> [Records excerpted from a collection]
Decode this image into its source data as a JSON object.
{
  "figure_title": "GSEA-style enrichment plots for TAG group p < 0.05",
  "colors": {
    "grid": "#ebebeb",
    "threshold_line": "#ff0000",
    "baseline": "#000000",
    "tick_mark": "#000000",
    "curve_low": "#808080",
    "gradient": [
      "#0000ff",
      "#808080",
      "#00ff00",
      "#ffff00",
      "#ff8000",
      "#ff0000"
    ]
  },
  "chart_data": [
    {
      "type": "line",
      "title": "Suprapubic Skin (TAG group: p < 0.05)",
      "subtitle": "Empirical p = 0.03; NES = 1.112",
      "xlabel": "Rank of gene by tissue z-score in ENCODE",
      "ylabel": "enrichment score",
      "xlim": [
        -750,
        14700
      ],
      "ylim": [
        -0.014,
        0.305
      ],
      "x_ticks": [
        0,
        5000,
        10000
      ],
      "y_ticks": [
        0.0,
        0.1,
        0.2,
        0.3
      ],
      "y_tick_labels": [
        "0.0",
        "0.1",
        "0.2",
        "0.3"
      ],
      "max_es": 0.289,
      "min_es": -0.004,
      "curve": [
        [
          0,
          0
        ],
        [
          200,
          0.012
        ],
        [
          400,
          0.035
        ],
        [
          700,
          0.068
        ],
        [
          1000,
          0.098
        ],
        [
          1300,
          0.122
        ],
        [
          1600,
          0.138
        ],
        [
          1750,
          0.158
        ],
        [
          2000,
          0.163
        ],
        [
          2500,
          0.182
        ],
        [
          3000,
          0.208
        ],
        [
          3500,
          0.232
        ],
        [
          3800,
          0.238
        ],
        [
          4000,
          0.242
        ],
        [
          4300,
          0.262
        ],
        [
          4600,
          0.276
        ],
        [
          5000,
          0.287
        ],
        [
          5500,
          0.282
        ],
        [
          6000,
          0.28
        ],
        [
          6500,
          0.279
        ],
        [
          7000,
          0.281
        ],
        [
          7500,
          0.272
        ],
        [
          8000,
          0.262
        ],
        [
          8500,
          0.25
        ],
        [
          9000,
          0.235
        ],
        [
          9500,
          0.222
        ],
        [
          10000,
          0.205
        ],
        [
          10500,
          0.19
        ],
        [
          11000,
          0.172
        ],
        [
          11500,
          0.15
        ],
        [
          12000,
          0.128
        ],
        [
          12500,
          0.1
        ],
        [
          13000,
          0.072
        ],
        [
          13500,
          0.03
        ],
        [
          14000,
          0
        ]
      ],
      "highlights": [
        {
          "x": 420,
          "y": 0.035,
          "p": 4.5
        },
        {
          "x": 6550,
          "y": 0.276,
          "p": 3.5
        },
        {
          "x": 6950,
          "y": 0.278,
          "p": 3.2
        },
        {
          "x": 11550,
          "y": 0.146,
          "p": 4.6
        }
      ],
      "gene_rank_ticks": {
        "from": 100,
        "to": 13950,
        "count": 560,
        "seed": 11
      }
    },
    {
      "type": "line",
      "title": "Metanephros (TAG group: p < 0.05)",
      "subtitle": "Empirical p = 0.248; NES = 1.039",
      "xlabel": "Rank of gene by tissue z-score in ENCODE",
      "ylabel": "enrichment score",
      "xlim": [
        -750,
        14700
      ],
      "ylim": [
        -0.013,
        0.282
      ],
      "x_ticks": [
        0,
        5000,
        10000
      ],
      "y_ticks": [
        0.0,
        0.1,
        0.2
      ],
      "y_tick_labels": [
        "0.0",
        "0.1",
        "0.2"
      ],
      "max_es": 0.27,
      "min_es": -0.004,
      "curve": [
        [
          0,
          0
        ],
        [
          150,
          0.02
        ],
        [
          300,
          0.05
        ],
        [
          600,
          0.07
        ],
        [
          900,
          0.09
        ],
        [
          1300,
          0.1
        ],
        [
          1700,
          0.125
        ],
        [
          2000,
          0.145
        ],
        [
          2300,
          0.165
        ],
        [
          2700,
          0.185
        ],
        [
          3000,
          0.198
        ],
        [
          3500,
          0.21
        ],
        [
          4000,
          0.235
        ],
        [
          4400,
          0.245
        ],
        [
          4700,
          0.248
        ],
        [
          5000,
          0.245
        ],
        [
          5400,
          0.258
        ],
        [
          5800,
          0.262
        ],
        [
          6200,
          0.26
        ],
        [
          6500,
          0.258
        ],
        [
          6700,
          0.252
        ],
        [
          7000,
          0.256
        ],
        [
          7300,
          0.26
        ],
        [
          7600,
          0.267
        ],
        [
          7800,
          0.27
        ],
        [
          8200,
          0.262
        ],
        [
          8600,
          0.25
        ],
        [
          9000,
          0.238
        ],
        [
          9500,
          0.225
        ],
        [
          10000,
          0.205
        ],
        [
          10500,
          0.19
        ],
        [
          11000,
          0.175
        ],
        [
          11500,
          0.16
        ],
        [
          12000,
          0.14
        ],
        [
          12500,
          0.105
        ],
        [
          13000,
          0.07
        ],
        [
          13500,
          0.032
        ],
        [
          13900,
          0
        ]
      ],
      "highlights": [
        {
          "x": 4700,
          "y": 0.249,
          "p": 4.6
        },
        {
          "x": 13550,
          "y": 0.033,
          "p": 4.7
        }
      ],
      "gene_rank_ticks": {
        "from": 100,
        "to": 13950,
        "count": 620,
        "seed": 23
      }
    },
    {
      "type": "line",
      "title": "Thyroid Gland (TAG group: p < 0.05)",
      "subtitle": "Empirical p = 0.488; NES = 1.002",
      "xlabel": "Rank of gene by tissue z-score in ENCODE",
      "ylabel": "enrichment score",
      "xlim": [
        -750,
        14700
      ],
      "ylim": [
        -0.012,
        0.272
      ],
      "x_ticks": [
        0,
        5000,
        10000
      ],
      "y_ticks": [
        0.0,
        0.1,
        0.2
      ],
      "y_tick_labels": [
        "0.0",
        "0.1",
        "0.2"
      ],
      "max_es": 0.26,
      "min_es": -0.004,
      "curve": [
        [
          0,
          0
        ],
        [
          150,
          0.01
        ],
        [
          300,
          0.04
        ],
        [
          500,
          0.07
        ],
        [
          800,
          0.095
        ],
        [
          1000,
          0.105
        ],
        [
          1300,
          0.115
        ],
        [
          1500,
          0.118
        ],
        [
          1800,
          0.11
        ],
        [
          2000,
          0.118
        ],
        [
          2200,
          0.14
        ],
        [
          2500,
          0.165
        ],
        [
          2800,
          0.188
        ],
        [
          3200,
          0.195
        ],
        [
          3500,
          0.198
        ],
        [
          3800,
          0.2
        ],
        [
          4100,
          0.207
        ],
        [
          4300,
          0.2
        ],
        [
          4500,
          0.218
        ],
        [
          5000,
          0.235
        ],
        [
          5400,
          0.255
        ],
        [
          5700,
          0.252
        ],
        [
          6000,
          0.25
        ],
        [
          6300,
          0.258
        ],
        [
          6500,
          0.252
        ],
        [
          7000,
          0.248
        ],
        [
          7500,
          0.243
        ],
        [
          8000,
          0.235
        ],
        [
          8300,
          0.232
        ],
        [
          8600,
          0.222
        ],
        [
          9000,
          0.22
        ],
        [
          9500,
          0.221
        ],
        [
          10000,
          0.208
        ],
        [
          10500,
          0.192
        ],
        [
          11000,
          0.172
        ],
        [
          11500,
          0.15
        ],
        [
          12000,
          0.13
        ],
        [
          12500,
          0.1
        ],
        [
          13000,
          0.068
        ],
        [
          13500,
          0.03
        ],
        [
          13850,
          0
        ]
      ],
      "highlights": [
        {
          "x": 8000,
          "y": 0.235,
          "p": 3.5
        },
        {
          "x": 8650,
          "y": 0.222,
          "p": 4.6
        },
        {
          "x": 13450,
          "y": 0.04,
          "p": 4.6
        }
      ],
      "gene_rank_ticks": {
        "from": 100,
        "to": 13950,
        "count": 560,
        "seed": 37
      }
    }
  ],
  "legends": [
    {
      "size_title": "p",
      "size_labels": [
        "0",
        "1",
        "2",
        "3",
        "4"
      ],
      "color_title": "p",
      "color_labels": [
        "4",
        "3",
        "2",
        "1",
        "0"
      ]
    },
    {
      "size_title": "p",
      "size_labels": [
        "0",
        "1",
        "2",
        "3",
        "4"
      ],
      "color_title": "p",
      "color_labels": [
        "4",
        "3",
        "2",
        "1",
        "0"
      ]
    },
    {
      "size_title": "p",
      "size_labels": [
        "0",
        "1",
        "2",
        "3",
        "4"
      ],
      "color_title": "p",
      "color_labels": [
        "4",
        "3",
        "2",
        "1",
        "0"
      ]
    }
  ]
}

> [Directions]
Would you copy every line of the entries that includes the word "Empirical"?

> [Your response]
      "subtitle": "Empirical p = 0.03; NES = 1.112",
      "subtitle": "Empirical p = 0.248; NES = 1.039",
      "subtitle": "Empirical p = 0.488; NES = 1.002",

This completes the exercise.